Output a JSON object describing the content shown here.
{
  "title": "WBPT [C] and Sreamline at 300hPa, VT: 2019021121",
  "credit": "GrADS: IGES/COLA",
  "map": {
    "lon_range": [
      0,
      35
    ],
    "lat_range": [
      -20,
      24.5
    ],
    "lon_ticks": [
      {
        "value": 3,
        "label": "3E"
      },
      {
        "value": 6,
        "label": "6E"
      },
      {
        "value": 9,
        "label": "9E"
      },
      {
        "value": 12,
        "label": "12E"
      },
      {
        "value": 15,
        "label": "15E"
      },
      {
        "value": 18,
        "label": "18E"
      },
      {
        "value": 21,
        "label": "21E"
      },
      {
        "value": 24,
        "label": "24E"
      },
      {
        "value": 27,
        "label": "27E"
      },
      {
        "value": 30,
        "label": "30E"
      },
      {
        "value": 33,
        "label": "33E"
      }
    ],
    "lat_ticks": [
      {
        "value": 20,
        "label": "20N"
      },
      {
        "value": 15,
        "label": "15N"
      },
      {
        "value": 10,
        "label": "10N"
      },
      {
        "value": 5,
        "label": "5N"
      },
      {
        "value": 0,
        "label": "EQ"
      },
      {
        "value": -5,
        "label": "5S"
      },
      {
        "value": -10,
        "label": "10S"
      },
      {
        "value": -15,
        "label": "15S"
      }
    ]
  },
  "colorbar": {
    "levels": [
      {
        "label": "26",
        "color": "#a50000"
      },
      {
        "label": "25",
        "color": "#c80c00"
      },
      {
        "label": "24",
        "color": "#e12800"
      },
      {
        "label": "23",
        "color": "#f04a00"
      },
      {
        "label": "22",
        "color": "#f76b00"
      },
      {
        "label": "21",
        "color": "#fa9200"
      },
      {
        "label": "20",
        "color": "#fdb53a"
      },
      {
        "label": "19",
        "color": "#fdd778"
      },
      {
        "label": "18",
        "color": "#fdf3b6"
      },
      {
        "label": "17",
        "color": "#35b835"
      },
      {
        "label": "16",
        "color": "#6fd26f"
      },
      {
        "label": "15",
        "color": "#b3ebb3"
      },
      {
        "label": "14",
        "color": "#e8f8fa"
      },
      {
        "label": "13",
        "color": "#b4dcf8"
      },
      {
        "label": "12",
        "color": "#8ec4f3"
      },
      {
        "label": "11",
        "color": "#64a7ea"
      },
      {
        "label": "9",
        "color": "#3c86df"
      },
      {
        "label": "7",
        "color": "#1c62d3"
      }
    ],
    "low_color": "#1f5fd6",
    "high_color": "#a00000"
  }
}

- Exercise goal -
Give the entries once more, exactly as they appear.

- Written solution -
Output a JSON object describing the content shown here.
{
  "title": "WBPT [C] and Sreamline at 300hPa, VT: 2019021121",
  "credit": "GrADS: IGES/COLA",
  "map": {
    "lon_range": [
      0,
      35
    ],
    "lat_range": [
      -20,
      24.5
    ],
    "lon_ticks": [
      {
        "value": 3,
        "label": "3E"
      },
      {
        "value": 6,
        "label": "6E"
      },
      {
        "value": 9,
        "label": "9E"
      },
      {
        "value": 12,
        "label": "12E"
      },
      {
        "value": 15,
        "label": "15E"
      },
      {
        "value": 18,
        "label": "18E"
      },
      {
        "value": 21,
        "label": "21E"
      },
      {
        "value": 24,
        "label": "24E"
      },
      {
        "value": 27,
        "label": "27E"
      },
      {
        "value": 30,
        "label": "30E"
      },
      {
        "value": 33,
        "label": "33E"
      }
    ],
    "lat_ticks": [
      {
        "value": 20,
        "label": "20N"
      },
      {
        "value": 15,
        "label": "15N"
      },
      {
        "value": 10,
        "label": "10N"
      },
      {
        "value": 5,
        "label": "5N"
      },
      {
        "value": 0,
        "label": "EQ"
      },
      {
        "value": -5,
        "label": "5S"
      },
      {
        "value": -10,
        "label": "10S"
      },
      {
        "value": -15,
        "label": "15S"
      }
    ]
  },
  "colorbar": {
    "levels": [
      {
        "label": "26",
        "color": "#a50000"
      },
      {
        "label": "25",
        "color": "#c80c00"
      },
      {
        "label": "24",
        "color": "#e12800"
      },
      {
        "label": "23",
        "color": "#f04a00"
      },
      {
        "label": "22",
        "color": "#f76b00"
      },
      {
        "label": "21",
        "color": "#fa9200"
      },
      {
        "label": "20",
        "color": "#fdb53a"
      },
      {
        "label": "19",
        "color": "#fdd778"
      },
      {
        "label": "18",
        "color": "#fdf3b6"
      },
      {
        "label": "17",
        "color": "#35b835"
      },
      {
        "label": "16",
        "color": "#6fd26f"
      },
      {
        "label": "15",
        "color": "#b3ebb3"
      },
      {
        "label": "14",
        "color": "#e8f8fa"
      },
      {
        "label": "13",
        "color": "#b4dcf8"
      },
      {
        "label": "12",
        "color": "#8ec4f3"
      },
      {
        "label": "11",
        "color": "#64a7ea"
      },
      {
        "label": "9",
        "color": "#3c86df"
      },
      {
        "label": "7",
        "color": "#1c62d3"
      }
    ],
    "low_color": "#1f5fd6",
    "high_color": "#a00000"
  }
}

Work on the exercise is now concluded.